Short task: Restate every entry word for word.

Provided records:
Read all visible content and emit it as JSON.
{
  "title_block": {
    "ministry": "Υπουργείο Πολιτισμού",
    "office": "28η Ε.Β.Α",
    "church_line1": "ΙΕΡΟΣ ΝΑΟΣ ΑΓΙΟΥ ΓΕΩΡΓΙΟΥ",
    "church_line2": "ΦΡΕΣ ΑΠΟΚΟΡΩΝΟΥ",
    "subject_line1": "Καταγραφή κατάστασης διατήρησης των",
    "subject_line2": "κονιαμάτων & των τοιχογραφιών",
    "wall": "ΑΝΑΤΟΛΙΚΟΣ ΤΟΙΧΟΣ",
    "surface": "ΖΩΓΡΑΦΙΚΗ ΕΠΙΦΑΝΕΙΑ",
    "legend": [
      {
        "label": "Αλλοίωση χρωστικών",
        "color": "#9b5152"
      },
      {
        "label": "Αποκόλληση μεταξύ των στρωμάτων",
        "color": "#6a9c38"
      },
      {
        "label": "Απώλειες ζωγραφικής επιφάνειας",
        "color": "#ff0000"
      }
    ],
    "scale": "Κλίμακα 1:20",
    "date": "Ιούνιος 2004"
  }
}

Written answer:
Read all visible content and emit it as JSON.
{
  "title_block": {
    "ministry": "Υπουργείο Πολιτισμού",
    "office": "28η Ε.Β.Α",
    "church_line1": "ΙΕΡΟΣ ΝΑΟΣ ΑΓΙΟΥ ΓΕΩΡΓΙΟΥ",
    "church_line2": "ΦΡΕΣ ΑΠΟΚΟΡΩΝΟΥ",
    "subject_line1": "Καταγραφή κατάστασης διατήρησης των",
    "subject_line2": "κονιαμάτων & των τοιχογραφιών",
    "wall": "ΑΝΑΤΟΛΙΚΟΣ ΤΟΙΧΟΣ",
    "surface": "ΖΩΓΡΑΦΙΚΗ ΕΠΙΦΑΝΕΙΑ",
    "legend": [
      {
        "label": "Αλλοίωση χρωστικών",
        "color": "#9b5152"
      },
      {
        "label": "Αποκόλληση μεταξύ των στρωμάτων",
        "color": "#6a9c38"
      },
      {
        "label": "Απώλειες ζωγραφικής επιφάνειας",
        "color": "#ff0000"
      }
    ],
    "scale": "Κλίμακα 1:20",
    "date": "Ιούνιος 2004"
  }
}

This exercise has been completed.